> [WRITTEN EXERCISE]: Show all lines holding the string "name".

> [DATA]:

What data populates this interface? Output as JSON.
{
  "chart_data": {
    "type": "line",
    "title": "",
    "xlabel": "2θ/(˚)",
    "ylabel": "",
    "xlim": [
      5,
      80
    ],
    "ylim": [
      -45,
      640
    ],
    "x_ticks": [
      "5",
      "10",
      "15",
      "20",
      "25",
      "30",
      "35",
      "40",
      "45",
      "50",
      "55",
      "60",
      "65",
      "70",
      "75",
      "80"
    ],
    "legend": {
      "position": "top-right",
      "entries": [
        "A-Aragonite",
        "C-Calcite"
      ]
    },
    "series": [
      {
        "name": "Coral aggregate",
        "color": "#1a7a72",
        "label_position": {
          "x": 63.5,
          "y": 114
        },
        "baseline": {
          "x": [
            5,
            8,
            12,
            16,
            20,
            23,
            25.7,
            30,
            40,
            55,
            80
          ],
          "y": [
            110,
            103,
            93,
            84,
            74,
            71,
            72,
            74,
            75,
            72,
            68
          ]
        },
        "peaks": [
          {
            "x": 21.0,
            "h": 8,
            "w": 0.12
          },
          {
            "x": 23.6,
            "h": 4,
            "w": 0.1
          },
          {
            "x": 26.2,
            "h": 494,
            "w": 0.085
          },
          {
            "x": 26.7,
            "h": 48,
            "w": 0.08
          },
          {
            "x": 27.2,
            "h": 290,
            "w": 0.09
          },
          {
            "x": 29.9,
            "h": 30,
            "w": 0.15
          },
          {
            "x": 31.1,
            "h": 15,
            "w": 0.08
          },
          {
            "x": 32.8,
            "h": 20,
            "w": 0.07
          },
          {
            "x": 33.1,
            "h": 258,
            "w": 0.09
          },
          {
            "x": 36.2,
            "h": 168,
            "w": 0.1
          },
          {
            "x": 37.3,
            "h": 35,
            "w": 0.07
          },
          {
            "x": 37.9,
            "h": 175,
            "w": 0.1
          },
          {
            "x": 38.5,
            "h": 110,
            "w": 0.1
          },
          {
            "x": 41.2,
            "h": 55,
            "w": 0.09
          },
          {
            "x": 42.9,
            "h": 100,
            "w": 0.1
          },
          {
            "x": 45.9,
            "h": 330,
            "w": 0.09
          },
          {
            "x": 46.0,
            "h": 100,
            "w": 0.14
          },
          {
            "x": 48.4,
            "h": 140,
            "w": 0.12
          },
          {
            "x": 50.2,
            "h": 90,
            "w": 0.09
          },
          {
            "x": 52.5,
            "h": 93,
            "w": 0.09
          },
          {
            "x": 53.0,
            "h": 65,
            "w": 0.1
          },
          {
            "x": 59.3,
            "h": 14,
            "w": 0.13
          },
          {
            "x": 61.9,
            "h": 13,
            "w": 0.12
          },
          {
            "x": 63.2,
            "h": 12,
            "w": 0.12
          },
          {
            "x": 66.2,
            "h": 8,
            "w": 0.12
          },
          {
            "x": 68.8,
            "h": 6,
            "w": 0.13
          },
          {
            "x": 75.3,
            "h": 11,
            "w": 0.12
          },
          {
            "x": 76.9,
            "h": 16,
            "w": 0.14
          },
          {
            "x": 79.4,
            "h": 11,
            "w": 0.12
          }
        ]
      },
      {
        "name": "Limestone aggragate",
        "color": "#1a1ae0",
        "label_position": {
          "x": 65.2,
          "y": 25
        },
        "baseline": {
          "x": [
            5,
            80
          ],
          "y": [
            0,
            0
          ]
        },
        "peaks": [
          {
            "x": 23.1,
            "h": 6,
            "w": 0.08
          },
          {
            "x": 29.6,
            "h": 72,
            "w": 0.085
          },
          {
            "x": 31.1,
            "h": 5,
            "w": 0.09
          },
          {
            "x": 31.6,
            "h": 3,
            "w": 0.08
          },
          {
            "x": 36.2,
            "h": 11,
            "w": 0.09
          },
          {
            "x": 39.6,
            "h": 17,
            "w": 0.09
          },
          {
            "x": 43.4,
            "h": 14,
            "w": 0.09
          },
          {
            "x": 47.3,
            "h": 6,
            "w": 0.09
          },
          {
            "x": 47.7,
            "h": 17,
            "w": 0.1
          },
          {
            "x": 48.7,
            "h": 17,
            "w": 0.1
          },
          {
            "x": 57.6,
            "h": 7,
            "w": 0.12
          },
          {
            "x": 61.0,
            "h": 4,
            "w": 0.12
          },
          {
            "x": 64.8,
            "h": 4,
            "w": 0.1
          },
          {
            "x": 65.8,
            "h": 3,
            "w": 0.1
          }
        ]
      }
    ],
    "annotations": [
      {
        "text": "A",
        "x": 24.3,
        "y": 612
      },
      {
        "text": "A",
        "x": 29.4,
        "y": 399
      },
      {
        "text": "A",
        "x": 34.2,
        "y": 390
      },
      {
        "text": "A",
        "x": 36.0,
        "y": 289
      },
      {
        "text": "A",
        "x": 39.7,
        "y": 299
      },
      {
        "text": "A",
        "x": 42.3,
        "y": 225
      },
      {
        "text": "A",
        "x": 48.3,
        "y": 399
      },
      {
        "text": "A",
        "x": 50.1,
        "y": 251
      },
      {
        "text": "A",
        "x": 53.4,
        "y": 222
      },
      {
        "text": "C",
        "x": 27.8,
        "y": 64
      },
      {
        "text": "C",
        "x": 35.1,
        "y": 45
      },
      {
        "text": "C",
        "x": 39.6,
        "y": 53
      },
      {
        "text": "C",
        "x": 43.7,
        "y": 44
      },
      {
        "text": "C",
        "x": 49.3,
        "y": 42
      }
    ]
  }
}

> [FULL OUTPUT]:
        "name": "Coral aggregate",
        "name": "Limestone aggragate",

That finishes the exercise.